Request - Your answer should be a single number: how many lines in the data below hold the string "Emerson".

========================================================================

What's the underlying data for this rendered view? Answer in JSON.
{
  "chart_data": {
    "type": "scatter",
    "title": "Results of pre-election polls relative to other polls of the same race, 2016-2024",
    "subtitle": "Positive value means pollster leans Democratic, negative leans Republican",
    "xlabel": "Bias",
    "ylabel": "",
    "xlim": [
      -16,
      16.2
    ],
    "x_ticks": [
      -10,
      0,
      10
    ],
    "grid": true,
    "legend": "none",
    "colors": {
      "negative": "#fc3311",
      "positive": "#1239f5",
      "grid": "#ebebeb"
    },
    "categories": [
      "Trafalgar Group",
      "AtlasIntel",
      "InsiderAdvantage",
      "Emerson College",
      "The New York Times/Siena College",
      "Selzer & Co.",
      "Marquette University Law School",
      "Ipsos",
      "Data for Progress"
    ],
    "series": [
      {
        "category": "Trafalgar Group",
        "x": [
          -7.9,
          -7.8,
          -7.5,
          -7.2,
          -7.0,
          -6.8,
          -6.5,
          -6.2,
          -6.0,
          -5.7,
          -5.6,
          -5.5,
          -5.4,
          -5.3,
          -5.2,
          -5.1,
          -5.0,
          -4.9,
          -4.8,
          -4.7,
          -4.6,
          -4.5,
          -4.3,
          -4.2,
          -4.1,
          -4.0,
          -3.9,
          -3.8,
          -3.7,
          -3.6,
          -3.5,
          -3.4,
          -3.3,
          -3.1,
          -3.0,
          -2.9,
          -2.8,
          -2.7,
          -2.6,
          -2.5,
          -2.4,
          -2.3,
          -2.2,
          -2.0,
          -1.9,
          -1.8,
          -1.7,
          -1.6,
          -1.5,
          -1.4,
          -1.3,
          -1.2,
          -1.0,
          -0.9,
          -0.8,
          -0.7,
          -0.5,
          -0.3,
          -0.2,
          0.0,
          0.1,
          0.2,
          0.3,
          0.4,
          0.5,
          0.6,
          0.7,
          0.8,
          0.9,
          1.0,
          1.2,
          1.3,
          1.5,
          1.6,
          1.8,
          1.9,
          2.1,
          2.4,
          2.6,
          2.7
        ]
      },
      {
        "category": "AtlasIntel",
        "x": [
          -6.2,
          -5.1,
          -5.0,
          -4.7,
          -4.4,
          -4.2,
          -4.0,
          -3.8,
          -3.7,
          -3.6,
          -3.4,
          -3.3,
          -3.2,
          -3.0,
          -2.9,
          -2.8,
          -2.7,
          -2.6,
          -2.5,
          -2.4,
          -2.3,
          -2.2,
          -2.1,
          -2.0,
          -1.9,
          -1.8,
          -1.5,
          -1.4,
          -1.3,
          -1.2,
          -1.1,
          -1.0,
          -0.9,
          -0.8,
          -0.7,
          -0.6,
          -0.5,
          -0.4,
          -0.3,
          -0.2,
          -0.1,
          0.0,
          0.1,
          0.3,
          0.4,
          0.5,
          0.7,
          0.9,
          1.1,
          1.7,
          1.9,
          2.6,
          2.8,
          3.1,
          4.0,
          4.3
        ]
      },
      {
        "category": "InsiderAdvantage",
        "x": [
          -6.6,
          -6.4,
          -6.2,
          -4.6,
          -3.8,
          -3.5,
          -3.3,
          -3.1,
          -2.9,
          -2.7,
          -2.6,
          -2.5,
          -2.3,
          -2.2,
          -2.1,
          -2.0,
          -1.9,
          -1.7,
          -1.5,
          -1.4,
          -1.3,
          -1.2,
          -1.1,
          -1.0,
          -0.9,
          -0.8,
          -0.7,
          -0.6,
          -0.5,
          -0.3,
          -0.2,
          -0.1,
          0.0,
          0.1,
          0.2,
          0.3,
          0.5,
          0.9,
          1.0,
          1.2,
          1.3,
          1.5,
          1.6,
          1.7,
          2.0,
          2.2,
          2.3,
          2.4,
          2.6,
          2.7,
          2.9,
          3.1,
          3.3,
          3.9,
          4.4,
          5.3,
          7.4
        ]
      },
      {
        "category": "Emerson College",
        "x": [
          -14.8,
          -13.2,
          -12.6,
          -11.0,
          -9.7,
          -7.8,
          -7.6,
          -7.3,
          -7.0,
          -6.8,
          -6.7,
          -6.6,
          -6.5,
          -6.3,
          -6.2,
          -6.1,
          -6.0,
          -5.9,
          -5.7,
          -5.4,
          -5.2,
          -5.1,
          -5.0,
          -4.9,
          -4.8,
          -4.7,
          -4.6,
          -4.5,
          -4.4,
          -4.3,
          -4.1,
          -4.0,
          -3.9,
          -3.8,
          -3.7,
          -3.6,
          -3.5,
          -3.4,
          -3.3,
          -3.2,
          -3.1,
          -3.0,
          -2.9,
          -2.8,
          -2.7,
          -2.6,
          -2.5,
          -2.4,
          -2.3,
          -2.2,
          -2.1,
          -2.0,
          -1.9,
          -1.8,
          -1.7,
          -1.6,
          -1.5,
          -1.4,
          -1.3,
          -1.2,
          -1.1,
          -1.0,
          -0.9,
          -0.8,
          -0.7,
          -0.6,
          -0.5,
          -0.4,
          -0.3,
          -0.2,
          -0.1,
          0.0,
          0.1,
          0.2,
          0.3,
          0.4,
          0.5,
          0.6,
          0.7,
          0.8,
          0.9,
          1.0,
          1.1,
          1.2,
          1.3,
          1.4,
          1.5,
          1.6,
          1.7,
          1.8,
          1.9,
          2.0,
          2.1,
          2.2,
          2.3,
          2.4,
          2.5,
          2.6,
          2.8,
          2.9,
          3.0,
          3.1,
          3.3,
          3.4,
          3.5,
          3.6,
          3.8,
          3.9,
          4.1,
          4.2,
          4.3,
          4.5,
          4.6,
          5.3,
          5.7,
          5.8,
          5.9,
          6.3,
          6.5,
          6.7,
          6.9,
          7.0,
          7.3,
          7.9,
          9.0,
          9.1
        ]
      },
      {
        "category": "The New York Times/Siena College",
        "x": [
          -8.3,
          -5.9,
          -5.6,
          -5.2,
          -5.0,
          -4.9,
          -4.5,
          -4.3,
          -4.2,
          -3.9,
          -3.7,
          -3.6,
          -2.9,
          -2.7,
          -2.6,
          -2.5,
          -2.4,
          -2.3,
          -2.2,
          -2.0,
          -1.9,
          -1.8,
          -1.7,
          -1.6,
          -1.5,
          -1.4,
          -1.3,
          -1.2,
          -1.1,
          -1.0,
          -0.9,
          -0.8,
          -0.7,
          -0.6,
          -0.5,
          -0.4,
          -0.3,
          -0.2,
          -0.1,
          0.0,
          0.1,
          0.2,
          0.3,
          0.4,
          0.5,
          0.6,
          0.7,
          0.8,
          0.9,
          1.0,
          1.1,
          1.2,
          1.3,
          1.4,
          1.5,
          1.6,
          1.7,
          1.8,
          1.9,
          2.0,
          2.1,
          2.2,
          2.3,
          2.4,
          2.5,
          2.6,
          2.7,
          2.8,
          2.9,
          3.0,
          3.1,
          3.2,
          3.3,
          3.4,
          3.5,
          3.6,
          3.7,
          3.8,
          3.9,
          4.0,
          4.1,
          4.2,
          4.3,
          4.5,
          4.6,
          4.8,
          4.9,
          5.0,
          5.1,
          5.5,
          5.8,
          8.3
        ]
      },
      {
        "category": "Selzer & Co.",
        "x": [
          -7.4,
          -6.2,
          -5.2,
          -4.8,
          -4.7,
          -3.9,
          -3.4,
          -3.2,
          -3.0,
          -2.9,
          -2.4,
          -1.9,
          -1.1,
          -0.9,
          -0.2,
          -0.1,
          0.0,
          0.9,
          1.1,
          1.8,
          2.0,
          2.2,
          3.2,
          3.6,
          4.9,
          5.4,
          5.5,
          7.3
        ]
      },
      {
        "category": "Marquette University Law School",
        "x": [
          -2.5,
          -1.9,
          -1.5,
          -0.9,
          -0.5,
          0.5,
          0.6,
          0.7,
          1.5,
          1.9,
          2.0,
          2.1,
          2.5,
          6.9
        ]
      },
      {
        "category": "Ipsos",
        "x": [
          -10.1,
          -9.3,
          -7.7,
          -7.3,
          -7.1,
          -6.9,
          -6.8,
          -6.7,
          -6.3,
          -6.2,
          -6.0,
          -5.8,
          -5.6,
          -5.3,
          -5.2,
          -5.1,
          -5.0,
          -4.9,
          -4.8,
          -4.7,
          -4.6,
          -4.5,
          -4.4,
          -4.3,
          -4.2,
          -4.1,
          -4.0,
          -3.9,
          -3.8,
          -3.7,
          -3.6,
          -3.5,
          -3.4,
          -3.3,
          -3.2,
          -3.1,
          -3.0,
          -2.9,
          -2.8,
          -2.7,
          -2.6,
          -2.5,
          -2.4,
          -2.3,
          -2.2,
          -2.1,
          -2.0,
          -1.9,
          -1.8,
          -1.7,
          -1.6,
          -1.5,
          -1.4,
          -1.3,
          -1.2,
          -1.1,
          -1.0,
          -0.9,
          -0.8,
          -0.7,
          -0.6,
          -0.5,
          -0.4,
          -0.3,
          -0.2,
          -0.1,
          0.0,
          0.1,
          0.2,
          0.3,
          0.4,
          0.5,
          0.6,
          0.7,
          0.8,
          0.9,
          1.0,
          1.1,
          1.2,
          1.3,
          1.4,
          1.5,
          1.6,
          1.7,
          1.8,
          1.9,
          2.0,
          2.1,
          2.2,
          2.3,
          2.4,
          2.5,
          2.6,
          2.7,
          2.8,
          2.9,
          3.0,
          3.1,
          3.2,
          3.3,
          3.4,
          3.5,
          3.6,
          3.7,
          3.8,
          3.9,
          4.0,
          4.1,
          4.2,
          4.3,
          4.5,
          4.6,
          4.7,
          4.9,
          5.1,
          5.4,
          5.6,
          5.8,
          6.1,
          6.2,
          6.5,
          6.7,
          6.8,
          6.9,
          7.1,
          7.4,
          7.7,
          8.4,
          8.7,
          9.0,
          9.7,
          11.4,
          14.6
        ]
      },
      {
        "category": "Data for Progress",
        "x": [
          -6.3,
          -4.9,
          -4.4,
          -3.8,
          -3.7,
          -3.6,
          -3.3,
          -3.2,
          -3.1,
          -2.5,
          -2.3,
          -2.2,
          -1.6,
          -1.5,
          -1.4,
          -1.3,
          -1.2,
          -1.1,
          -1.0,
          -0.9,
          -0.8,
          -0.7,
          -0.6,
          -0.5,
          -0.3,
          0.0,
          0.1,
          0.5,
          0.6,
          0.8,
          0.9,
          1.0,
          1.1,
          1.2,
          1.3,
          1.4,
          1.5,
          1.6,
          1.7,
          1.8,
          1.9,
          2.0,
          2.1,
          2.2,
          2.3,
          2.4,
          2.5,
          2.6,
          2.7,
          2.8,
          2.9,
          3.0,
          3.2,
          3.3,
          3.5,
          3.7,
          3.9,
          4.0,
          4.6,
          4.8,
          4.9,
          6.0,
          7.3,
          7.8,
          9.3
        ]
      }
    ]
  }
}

========================================================================

Final answer - 2